Task to complete:
Make an exact copy of the records, dropping all pictures.

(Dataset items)
::::::

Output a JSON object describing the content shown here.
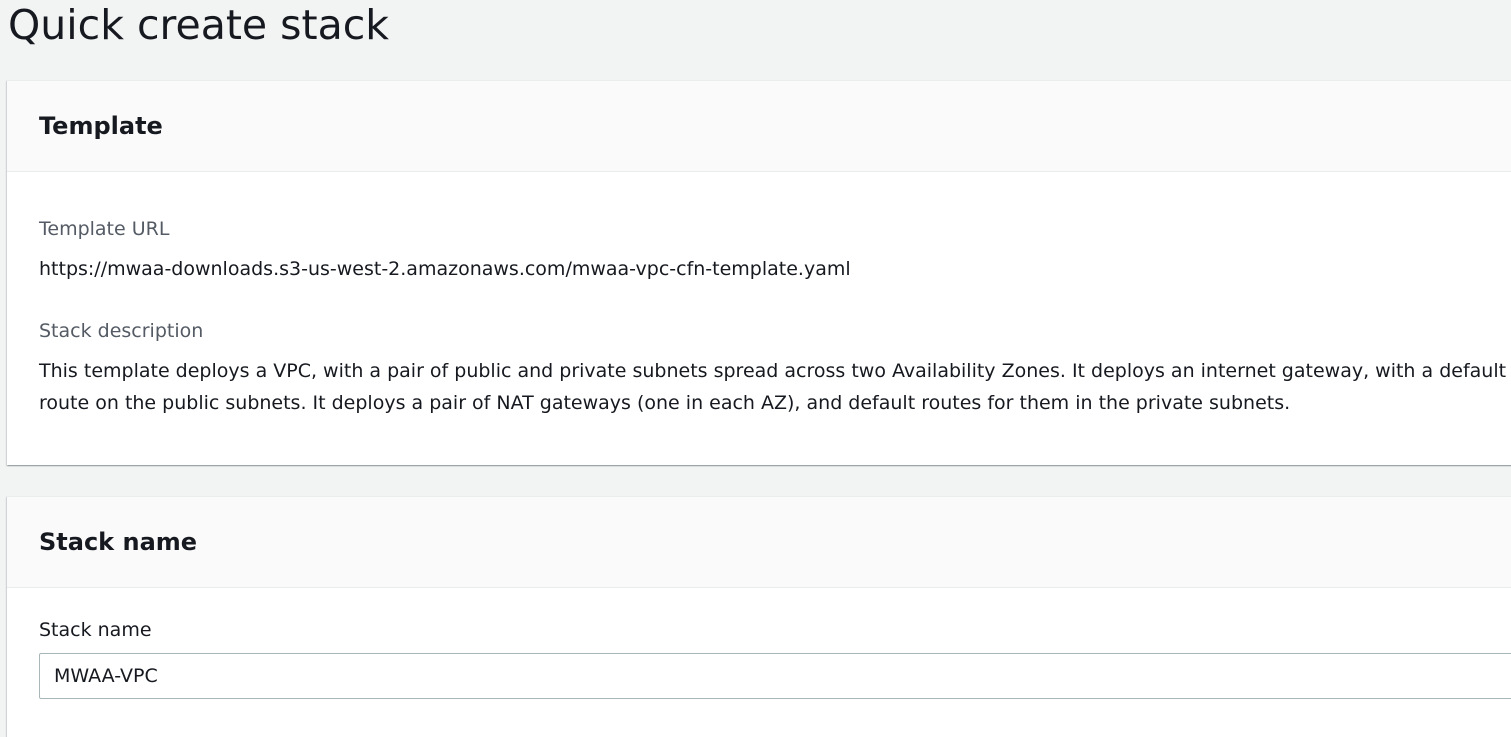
{
  "page": {
    "title": "Quick create stack"
  },
  "template_panel": {
    "header": "Template",
    "url_label": "Template URL",
    "url_value": "https://mwaa-downloads.s3-us-west-2.amazonaws.com/mwaa-vpc-cfn-template.yaml",
    "description_label": "Stack description",
    "description_value": "This template deploys a VPC, with a pair of public and private subnets spread across two Availability Zones. It deploys an internet gateway, with a default route on the public subnets. It deploys a pair of NAT gateways (one in each AZ), and default routes for them in the private subnets."
  },
  "stack_name_panel": {
    "header": "Stack name",
    "field_label": "Stack name",
    "field_value": "MWAA-VPC"
  },
  "colors": {
    "background": "#f2f3f3",
    "panel": "#ffffff",
    "panel_header": "#fafafa",
    "text": "#16191f",
    "label": "#545b64",
    "input_border": "#aab7b8"
  }
}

::::::

Reply to the exercise:
Output a JSON object describing the content shown here.
{
  "page": {
    "title": "Quick create stack"
  },
  "template_panel": {
    "header": "Template",
    "url_label": "Template URL",
    "url_value": "https://mwaa-downloads.s3-us-west-2.amazonaws.com/mwaa-vpc-cfn-template.yaml",
    "description_label": "Stack description",
    "description_value": "This template deploys a VPC, with a pair of public and private subnets spread across two Availability Zones. It deploys an internet gateway, with a default route on the public subnets. It deploys a pair of NAT gateways (one in each AZ), and default routes for them in the private subnets."
  },
  "stack_name_panel": {
    "header": "Stack name",
    "field_label": "Stack name",
    "field_value": "MWAA-VPC"
  },
  "colors": {
    "background": "#f2f3f3",
    "panel": "#ffffff",
    "panel_header": "#fafafa",
    "text": "#16191f",
    "label": "#545b64",
    "input_border": "#aab7b8"
  }
}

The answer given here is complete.